Stored items

◇ ◇ ◇ ◇

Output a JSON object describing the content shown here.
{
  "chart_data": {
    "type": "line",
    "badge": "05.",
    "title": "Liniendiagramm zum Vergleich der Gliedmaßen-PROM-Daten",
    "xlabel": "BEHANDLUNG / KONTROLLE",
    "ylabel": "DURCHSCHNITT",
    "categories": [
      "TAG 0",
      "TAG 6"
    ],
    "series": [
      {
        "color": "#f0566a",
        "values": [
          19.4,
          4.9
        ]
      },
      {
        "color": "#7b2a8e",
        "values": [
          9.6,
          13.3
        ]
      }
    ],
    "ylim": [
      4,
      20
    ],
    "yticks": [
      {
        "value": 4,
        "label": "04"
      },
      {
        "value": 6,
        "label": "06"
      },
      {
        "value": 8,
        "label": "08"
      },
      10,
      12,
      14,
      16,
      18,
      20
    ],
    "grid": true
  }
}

◇ ◇ ◇ ◇

What you need to do ▸ Copy all the records above exactly, missing none.

Reply ▸
Output a JSON object describing the content shown here.
{
  "chart_data": {
    "type": "line",
    "badge": "05.",
    "title": "Liniendiagramm zum Vergleich der Gliedmaßen-PROM-Daten",
    "xlabel": "BEHANDLUNG / KONTROLLE",
    "ylabel": "DURCHSCHNITT",
    "categories": [
      "TAG 0",
      "TAG 6"
    ],
    "series": [
      {
        "color": "#f0566a",
        "values": [
          19.4,
          4.9
        ]
      },
      {
        "color": "#7b2a8e",
        "values": [
          9.6,
          13.3
        ]
      }
    ],
    "ylim": [
      4,
      20
    ],
    "yticks": [
      {
        "value": 4,
        "label": "04"
      },
      {
        "value": 6,
        "label": "06"
      },
      {
        "value": 8,
        "label": "08"
      },
      10,
      12,
      14,
      16,
      18,
      20
    ],
    "grid": true
  }
}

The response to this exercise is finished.